▸ **Problem**
Identify the lines containing the word "object". Copy each one.

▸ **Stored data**
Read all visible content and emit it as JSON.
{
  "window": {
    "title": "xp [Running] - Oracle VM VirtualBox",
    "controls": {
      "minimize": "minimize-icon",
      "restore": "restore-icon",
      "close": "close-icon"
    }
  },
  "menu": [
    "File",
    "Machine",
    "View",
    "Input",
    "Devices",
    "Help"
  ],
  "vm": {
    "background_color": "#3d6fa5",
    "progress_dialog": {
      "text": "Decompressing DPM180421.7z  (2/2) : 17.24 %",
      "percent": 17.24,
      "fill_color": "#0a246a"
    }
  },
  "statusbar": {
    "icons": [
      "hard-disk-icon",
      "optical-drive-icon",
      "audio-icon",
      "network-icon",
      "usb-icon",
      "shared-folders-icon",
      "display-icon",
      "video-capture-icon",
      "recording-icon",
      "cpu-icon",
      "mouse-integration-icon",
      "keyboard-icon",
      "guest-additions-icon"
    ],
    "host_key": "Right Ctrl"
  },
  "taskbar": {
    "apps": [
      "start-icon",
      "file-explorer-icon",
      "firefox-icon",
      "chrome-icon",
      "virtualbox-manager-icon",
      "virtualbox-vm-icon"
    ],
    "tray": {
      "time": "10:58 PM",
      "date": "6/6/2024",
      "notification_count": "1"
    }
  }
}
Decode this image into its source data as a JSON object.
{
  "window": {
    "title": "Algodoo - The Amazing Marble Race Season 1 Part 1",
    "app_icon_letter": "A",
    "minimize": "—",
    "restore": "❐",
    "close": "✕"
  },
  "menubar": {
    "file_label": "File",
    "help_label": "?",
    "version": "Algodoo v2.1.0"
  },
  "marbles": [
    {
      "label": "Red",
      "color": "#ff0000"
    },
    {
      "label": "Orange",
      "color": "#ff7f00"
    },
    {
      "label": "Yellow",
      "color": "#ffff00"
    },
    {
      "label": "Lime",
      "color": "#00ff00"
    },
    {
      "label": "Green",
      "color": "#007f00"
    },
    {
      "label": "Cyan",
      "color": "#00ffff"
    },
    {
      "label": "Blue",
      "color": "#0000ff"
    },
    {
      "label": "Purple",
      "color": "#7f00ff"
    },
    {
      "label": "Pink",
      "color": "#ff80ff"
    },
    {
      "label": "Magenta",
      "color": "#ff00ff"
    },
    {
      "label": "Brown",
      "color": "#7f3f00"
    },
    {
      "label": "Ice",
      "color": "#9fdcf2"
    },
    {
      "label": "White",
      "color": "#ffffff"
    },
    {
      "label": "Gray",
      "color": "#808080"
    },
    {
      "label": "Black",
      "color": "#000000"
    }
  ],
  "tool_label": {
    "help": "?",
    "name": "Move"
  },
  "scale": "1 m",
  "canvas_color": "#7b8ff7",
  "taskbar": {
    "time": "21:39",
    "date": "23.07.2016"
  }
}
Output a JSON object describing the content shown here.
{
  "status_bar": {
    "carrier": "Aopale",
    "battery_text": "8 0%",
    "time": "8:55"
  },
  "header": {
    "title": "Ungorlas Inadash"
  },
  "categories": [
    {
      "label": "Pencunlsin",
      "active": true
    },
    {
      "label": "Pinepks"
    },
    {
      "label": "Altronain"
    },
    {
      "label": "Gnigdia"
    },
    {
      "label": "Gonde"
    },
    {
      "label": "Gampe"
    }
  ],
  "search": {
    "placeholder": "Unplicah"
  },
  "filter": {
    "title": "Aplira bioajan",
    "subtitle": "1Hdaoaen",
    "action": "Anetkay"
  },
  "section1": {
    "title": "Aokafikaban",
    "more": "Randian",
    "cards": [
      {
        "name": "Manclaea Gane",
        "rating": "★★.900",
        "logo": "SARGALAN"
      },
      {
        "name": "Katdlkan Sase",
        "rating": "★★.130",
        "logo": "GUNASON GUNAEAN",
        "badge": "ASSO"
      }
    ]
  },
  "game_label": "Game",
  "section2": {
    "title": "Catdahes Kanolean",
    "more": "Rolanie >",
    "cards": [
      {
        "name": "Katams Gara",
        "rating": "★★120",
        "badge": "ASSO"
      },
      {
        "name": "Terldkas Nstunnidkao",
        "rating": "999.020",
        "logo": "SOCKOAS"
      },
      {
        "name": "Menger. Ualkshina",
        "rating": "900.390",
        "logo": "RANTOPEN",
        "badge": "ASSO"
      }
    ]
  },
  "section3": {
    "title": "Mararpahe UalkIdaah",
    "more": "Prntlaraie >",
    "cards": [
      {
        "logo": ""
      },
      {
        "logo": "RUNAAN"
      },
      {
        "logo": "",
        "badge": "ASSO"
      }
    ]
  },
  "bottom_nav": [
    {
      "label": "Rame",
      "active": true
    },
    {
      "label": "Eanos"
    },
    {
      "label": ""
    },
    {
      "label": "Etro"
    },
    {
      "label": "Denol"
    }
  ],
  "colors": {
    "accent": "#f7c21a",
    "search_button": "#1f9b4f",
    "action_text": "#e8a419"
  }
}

▸ **Solution for this exercise**
Decode this image into its source data as a JSON object.
Output a JSON object describing the content shown here.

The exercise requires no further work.